§ **Challenge**: Give only the count of lines containing "bDeformingGloves".

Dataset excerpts
^^^^^^^^

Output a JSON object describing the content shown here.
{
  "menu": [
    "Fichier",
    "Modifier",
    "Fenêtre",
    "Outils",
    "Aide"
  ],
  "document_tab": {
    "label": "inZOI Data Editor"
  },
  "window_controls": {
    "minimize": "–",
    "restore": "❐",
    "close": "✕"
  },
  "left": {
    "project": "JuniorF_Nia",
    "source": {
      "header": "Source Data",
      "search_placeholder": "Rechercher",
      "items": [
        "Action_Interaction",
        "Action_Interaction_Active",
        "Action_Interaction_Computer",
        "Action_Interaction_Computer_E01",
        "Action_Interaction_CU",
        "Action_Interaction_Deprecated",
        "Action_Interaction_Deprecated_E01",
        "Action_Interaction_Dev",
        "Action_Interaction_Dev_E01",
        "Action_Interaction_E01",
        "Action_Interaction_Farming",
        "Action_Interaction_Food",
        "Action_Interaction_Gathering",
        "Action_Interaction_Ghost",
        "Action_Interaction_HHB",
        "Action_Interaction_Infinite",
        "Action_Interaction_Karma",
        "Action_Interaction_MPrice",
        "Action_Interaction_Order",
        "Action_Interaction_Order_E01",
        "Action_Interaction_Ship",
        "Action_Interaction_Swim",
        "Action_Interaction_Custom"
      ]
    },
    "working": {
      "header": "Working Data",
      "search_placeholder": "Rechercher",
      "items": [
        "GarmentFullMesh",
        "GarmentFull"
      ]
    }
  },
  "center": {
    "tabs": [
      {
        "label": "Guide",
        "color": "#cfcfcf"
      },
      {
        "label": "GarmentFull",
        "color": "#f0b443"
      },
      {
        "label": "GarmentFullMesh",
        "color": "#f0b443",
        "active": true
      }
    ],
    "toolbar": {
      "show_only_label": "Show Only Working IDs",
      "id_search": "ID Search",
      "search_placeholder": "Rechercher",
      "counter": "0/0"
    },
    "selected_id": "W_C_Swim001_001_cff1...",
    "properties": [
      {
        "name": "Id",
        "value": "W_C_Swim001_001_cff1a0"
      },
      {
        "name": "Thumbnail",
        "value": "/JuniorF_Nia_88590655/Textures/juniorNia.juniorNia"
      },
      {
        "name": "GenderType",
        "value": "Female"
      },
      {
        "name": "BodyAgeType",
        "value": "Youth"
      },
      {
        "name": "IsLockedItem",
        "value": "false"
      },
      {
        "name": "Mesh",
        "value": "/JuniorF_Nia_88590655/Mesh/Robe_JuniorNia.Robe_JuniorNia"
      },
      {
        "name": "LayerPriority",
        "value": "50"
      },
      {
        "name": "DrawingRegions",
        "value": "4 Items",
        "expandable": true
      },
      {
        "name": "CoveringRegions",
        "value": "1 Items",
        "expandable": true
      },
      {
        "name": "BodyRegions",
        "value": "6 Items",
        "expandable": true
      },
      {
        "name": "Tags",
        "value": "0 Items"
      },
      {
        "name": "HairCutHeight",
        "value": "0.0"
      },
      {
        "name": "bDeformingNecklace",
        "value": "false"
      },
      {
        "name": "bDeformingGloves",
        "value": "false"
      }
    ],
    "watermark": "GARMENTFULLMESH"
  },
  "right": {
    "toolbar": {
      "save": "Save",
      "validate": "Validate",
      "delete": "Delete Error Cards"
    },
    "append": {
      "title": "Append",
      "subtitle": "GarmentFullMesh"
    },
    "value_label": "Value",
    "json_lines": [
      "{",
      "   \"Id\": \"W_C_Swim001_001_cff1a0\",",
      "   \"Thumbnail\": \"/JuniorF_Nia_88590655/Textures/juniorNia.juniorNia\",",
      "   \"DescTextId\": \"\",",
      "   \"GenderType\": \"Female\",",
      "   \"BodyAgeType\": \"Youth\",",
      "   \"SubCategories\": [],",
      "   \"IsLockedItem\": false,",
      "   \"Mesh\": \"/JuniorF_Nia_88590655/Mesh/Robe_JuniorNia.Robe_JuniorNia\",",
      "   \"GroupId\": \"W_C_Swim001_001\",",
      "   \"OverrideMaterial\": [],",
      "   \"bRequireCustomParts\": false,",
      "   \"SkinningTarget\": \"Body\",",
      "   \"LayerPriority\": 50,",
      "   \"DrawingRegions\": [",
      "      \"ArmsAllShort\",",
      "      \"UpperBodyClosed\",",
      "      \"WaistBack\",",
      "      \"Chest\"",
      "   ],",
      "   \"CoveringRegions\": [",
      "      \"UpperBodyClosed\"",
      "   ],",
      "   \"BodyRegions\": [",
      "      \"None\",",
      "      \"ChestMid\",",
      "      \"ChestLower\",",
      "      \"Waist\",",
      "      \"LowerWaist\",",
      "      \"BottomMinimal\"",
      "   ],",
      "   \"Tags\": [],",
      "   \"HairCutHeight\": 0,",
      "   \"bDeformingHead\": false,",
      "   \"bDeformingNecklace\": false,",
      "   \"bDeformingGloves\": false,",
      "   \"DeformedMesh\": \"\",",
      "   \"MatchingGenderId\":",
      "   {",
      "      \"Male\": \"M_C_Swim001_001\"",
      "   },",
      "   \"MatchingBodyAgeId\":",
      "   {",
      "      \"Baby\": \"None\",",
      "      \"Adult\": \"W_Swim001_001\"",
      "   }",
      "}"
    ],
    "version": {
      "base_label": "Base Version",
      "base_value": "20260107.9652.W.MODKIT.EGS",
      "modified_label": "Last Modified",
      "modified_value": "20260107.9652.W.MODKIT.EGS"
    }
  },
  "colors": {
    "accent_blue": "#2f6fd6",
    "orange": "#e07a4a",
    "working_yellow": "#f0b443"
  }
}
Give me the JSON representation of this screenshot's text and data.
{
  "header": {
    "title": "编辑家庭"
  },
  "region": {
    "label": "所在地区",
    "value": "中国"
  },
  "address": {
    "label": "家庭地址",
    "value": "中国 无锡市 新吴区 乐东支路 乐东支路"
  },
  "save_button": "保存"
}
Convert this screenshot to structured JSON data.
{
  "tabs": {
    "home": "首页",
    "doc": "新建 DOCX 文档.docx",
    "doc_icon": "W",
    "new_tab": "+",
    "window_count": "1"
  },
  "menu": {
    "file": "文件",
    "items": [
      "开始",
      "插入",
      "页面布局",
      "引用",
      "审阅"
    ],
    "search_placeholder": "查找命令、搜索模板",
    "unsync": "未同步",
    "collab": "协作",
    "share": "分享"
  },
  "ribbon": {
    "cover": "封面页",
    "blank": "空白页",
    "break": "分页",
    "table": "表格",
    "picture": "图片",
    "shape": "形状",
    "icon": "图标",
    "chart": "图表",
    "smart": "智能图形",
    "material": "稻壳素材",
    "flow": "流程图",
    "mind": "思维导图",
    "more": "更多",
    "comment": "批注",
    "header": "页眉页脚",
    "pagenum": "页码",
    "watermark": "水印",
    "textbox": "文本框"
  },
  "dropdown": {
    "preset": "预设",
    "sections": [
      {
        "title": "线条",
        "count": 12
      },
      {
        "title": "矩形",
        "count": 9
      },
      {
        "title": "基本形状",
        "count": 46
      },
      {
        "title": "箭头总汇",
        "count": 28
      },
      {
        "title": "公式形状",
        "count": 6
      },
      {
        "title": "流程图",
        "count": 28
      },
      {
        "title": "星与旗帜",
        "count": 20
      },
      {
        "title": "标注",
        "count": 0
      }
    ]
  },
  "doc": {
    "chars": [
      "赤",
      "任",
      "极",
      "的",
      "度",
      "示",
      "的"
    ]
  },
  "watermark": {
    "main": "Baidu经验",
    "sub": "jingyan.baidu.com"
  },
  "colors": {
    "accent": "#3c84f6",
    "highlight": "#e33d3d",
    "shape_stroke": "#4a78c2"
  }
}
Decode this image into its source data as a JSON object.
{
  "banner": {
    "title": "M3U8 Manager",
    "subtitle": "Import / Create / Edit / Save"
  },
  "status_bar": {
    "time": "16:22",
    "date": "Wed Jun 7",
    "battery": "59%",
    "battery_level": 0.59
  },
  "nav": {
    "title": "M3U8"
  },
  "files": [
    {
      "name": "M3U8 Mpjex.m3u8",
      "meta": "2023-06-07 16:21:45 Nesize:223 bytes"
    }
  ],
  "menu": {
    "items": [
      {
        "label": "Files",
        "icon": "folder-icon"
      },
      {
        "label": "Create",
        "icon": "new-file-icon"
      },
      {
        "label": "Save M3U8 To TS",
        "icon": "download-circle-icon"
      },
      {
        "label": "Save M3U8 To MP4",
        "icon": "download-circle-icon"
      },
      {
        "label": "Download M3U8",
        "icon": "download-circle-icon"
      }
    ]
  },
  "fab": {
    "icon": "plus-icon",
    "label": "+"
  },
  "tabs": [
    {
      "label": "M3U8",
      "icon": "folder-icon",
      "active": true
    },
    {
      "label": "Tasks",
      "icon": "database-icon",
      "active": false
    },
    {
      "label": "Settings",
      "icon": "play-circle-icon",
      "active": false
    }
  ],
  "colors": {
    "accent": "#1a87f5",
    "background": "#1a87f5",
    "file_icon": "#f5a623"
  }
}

^^^^^^^^

§ **Result for this exercise**: 2